─── DATA TO PROCESS

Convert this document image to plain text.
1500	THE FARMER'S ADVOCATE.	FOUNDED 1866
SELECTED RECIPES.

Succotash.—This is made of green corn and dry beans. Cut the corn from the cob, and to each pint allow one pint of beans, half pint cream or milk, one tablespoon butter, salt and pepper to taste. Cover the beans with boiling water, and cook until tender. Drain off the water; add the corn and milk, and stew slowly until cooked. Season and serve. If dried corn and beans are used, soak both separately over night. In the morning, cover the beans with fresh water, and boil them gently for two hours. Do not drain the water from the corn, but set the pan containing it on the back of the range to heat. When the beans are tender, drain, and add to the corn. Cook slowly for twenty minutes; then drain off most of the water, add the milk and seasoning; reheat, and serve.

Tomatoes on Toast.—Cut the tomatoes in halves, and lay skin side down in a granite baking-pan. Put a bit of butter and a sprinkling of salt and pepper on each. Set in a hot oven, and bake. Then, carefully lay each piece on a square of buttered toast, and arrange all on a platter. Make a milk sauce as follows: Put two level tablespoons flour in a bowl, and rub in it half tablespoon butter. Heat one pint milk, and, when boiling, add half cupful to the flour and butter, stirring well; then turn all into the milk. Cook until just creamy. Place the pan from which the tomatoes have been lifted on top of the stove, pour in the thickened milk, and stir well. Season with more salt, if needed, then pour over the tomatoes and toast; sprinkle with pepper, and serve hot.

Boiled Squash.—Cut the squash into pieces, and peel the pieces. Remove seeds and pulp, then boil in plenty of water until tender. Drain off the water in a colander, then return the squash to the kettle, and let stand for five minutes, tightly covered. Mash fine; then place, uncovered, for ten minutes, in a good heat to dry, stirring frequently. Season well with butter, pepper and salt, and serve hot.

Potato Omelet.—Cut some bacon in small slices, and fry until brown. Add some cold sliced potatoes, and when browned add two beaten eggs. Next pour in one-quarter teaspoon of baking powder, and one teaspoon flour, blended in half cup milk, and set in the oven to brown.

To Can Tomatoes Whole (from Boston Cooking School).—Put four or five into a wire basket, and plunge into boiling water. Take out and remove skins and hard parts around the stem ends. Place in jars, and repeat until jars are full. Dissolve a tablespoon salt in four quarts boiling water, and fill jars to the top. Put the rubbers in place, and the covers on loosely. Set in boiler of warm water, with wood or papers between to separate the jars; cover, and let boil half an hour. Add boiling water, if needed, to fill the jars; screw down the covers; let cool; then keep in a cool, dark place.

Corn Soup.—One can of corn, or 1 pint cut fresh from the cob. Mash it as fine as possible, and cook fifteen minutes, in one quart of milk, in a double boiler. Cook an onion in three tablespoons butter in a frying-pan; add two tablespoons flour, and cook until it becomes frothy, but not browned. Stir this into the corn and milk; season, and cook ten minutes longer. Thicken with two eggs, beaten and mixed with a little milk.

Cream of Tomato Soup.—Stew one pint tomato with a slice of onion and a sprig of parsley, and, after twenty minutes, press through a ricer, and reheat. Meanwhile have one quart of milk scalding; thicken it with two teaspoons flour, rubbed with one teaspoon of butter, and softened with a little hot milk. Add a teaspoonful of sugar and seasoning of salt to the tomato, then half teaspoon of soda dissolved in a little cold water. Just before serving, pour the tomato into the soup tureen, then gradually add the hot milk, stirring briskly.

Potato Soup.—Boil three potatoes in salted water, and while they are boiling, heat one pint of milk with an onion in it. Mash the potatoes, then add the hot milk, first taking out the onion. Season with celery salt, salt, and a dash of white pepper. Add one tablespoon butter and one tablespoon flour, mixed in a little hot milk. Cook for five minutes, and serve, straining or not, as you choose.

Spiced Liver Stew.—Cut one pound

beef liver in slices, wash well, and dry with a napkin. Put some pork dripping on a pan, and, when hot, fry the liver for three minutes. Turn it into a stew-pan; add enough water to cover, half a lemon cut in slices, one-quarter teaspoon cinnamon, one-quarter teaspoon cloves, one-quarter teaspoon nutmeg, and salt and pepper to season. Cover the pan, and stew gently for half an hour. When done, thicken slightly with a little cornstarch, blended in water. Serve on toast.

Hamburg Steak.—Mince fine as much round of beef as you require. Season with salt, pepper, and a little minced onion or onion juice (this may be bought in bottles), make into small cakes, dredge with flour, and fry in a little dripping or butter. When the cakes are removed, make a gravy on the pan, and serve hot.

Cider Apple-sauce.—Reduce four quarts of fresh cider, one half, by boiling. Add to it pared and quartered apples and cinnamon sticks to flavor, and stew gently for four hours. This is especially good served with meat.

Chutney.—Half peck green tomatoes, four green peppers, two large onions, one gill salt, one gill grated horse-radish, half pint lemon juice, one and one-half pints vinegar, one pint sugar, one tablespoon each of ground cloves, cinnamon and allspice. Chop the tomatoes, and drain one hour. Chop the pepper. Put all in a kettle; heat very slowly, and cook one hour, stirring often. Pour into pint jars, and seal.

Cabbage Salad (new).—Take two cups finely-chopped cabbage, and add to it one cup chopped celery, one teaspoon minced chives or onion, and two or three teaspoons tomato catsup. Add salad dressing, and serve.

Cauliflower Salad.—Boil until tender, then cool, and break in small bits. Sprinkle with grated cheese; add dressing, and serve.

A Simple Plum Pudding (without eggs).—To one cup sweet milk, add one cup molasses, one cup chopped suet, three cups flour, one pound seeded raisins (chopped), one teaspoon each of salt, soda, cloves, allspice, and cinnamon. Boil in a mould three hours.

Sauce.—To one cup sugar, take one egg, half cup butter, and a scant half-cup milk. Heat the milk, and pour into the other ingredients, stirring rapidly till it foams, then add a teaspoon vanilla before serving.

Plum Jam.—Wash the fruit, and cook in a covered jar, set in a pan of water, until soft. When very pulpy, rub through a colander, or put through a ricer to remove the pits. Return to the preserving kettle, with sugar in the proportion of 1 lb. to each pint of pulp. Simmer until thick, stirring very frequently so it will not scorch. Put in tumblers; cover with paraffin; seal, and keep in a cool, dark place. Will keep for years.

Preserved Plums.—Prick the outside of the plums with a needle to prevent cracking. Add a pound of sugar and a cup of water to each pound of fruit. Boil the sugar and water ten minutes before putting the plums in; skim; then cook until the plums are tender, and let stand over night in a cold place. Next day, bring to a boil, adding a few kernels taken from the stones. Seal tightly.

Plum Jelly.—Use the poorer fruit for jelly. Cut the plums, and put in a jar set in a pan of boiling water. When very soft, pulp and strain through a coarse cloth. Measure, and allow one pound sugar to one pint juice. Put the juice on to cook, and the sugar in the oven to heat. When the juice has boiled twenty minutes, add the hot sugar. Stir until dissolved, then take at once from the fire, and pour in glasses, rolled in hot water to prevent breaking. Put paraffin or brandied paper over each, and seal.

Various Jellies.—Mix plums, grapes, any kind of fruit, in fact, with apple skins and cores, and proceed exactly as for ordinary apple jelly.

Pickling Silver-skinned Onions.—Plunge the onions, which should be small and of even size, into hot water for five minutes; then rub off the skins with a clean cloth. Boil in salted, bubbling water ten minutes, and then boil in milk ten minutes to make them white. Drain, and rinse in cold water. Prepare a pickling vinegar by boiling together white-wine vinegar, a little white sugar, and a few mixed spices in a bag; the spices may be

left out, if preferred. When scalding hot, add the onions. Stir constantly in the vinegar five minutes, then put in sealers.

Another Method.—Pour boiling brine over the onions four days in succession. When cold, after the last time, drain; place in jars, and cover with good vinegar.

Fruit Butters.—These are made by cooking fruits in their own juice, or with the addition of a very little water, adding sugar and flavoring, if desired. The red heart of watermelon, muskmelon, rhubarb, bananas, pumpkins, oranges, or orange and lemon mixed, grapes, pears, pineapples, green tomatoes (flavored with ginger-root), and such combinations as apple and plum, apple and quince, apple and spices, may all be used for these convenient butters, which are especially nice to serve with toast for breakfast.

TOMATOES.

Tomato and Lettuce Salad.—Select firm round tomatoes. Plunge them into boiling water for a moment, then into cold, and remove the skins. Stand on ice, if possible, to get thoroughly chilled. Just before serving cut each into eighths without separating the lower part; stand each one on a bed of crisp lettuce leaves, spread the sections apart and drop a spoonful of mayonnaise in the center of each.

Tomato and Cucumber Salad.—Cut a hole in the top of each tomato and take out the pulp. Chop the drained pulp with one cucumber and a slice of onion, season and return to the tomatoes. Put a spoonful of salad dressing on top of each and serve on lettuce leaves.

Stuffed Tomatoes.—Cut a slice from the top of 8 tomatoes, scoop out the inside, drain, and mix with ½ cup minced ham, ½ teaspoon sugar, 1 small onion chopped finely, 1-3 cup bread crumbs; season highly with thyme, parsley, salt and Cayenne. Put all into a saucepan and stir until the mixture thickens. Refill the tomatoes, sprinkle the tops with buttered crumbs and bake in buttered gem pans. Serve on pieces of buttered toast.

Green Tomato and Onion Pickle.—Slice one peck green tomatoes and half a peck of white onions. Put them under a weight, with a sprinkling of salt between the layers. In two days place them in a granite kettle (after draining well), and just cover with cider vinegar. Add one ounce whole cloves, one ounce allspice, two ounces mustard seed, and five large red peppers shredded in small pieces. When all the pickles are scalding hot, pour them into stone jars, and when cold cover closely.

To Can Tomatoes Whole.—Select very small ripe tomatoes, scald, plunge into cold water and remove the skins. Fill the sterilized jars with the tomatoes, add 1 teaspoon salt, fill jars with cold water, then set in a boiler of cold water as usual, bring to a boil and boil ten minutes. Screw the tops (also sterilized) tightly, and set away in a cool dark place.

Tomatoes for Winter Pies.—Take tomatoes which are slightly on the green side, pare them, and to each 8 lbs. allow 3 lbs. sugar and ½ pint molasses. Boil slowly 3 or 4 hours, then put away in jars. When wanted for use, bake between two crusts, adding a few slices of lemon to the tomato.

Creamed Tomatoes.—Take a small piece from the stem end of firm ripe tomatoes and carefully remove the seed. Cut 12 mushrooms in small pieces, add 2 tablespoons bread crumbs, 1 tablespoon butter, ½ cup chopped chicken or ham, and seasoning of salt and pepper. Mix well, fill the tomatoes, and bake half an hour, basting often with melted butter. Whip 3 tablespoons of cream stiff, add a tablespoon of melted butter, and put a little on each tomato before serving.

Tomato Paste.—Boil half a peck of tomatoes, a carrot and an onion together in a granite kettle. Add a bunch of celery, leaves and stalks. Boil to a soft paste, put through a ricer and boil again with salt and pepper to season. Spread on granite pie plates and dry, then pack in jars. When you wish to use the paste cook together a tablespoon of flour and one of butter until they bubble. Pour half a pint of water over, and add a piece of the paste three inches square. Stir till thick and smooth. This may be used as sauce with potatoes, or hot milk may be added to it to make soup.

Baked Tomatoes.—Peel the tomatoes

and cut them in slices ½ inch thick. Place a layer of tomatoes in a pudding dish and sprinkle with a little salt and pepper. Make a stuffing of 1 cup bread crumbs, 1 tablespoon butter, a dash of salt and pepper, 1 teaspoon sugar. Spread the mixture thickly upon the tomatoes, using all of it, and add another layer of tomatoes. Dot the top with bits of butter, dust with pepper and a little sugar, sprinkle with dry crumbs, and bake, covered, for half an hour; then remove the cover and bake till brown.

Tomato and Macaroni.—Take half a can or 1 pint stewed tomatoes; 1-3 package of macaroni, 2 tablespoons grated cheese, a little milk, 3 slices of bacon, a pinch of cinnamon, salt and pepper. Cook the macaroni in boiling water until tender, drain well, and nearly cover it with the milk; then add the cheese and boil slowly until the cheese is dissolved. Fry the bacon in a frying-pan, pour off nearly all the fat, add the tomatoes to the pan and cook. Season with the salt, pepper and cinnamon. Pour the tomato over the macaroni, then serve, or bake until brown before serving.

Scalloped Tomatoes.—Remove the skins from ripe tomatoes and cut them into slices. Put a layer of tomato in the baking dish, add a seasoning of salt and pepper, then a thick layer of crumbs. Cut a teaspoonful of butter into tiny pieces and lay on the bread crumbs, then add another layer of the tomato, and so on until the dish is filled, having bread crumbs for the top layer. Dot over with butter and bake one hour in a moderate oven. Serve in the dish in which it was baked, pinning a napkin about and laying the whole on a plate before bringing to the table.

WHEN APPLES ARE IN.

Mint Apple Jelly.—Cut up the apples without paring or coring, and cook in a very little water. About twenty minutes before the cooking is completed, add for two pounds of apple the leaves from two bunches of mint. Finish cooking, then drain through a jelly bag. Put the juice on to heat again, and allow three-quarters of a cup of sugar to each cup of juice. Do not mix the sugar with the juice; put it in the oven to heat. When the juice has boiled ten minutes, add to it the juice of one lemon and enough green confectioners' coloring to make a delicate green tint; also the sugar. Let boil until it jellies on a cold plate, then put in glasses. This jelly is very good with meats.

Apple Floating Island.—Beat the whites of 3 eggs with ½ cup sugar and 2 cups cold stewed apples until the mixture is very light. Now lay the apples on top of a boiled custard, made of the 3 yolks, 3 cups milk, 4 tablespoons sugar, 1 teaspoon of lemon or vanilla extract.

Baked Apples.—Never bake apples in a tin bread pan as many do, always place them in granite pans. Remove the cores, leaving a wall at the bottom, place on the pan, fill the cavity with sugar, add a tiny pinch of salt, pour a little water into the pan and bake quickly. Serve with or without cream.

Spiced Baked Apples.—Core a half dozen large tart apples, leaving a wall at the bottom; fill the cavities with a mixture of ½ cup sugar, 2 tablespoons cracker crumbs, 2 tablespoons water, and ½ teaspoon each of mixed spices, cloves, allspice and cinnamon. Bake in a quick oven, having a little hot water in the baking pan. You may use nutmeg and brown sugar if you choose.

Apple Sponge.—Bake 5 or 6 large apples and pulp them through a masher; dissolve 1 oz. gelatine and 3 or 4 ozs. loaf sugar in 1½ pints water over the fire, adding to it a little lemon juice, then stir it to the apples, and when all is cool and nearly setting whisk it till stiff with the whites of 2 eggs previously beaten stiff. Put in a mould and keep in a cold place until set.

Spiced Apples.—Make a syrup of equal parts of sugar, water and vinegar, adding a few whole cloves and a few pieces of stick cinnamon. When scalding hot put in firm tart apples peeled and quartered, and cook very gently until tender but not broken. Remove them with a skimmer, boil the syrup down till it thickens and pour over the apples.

──────

## DIRECTION
Locate all lines holding the word "soda", then copy them out.

## EXPECTED OUTPUT
Cream of Tomato Soup.—Stew one pint tomato with a slice of onion and a sprig of parsley, and, after twenty minutes, press through a ricer, and reheat. Meanwhile have one quart of milk scalding; thicken it with two teaspoons flour, rubbed with one teaspoon of butter, and softened with a little hot milk. Add a teaspoonful of sugar and seasoning of salt to the tomato, then half teaspoon of soda dissolved in a little cold water. Just before serving, pour the tomato into the soup tureen, then gradually add the hot milk, stirring briskly.
A Simple Plum Pudding (without eggs).—To one cup sweet milk, add one cup molasses, one cup chopped suet, three cups flour, one pound seeded raisins (chopped), one teaspoon each of salt, soda, cloves, allspice, and cinnamon. Boil in a mould three hours.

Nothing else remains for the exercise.